- **Brief**:
From the listing below, extract every line containing "Style".

- **Extracted entries**:

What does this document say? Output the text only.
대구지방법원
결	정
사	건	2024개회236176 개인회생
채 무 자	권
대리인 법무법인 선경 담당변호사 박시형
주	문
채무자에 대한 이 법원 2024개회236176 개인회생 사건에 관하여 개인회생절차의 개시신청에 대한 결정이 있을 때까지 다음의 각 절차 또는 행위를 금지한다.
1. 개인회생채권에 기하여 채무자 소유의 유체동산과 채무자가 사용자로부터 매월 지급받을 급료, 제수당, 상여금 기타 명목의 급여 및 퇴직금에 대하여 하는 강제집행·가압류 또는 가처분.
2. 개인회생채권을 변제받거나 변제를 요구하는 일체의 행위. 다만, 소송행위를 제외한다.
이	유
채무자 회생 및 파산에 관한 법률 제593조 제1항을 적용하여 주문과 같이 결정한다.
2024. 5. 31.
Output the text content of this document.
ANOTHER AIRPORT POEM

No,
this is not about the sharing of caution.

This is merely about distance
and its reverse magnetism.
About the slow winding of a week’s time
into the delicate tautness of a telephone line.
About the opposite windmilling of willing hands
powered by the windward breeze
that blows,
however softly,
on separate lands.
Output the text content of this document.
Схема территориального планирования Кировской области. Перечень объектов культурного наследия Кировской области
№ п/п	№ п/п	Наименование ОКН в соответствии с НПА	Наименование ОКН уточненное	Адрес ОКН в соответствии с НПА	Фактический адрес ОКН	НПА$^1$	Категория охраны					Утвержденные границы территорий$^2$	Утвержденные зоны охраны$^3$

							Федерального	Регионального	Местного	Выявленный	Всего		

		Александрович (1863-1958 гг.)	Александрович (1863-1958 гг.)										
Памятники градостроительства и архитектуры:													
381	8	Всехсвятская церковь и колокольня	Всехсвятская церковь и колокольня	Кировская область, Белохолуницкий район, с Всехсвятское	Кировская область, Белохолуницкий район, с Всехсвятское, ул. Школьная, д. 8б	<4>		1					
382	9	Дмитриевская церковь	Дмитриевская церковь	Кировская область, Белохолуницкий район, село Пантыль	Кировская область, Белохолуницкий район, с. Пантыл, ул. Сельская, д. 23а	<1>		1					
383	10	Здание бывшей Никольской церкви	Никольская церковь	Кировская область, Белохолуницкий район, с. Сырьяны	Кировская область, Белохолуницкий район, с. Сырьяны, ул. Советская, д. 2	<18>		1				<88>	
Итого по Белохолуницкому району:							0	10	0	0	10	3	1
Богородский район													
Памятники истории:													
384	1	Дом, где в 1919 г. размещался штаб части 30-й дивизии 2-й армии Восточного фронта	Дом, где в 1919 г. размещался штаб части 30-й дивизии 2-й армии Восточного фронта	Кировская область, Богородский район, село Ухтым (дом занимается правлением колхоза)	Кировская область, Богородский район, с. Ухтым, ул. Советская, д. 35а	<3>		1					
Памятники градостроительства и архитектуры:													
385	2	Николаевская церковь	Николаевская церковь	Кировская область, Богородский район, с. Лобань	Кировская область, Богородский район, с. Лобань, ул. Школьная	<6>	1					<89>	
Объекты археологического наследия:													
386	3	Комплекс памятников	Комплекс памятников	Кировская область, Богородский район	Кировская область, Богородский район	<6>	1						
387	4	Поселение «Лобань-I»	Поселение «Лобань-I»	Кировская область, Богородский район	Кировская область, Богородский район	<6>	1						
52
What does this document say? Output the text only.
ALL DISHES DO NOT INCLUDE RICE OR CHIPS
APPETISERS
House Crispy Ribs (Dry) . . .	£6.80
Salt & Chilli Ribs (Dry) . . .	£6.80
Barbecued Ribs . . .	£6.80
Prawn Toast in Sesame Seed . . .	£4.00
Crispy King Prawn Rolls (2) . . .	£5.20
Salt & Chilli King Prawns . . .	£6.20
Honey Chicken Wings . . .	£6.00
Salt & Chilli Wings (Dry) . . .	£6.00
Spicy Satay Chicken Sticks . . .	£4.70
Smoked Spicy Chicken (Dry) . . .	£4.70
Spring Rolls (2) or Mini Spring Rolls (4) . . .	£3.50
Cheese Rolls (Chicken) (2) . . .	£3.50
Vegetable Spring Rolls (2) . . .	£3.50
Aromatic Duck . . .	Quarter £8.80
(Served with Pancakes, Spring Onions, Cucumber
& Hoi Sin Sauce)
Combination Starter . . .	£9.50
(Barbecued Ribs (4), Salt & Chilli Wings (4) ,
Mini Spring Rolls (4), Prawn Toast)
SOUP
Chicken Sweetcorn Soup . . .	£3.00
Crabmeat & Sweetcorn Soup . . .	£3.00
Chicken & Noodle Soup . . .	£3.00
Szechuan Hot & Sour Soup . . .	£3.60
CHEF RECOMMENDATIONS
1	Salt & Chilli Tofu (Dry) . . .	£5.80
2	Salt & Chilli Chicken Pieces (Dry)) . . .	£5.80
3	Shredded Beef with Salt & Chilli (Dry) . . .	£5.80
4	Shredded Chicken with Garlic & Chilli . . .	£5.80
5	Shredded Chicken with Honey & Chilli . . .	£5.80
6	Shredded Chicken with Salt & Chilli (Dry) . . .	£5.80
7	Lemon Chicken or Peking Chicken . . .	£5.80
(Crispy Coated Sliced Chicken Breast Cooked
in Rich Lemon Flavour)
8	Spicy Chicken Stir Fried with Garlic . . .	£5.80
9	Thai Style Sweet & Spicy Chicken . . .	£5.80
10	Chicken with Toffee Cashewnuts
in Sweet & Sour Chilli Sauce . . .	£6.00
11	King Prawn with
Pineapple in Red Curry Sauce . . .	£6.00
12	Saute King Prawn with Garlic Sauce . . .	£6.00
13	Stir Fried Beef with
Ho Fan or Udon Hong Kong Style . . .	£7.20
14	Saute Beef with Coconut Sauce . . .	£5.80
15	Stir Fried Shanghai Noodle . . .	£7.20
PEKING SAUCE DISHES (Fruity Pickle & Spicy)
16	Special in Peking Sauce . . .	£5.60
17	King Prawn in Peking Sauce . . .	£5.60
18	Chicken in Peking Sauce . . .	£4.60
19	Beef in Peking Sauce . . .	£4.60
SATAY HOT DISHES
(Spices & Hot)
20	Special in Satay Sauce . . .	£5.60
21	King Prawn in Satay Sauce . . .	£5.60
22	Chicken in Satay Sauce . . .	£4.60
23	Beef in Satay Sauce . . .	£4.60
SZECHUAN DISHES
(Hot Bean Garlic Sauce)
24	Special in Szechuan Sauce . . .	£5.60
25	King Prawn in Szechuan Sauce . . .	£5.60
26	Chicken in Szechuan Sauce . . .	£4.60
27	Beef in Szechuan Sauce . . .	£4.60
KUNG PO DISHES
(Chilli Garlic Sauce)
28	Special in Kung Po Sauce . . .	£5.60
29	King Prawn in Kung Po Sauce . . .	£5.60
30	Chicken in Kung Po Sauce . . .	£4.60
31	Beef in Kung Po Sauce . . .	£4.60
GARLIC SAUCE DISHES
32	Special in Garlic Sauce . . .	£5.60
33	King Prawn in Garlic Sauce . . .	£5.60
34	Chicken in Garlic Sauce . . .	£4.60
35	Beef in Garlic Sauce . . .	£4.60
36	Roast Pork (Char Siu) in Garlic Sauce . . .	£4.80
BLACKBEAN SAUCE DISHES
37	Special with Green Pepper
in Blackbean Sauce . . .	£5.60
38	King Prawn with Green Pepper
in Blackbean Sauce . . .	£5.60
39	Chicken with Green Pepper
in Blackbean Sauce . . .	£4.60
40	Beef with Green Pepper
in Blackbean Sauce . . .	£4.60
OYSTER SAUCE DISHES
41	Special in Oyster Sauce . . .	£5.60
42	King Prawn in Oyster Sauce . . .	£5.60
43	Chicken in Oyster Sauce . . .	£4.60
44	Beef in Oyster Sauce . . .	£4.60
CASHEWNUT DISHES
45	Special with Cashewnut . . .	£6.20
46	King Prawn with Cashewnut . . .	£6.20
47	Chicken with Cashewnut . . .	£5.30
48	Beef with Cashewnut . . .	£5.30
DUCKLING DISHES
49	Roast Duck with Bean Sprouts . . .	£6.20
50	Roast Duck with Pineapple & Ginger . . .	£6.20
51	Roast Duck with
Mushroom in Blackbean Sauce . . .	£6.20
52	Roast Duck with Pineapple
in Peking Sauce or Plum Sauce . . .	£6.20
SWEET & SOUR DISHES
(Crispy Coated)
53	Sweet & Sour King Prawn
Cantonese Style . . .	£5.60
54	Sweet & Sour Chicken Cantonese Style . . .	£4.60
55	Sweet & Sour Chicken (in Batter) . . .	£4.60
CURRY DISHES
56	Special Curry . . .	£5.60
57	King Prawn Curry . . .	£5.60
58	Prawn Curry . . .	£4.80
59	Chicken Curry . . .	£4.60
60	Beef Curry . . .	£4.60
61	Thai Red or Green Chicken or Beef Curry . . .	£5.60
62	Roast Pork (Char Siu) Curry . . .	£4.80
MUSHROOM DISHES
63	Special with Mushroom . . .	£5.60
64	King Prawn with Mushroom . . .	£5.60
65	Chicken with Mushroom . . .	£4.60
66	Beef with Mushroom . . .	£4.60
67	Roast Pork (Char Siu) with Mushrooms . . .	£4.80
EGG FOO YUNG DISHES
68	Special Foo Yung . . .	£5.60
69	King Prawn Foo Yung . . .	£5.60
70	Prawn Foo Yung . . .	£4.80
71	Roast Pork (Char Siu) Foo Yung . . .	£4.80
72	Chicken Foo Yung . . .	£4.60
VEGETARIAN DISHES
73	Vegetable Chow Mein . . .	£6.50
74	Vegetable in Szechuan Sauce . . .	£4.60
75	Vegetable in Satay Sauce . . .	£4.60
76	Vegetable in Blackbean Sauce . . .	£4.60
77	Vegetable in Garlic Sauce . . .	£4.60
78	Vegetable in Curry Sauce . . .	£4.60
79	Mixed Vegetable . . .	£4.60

- **Solution**:
9	Thai Style Sweet & Spicy Chicken . . .	£5.80
Ho Fan or Udon Hong Kong Style . . .	£7.20
Cantonese Style . . .	£5.60
54	Sweet & Sour Chicken Cantonese Style . . .	£4.60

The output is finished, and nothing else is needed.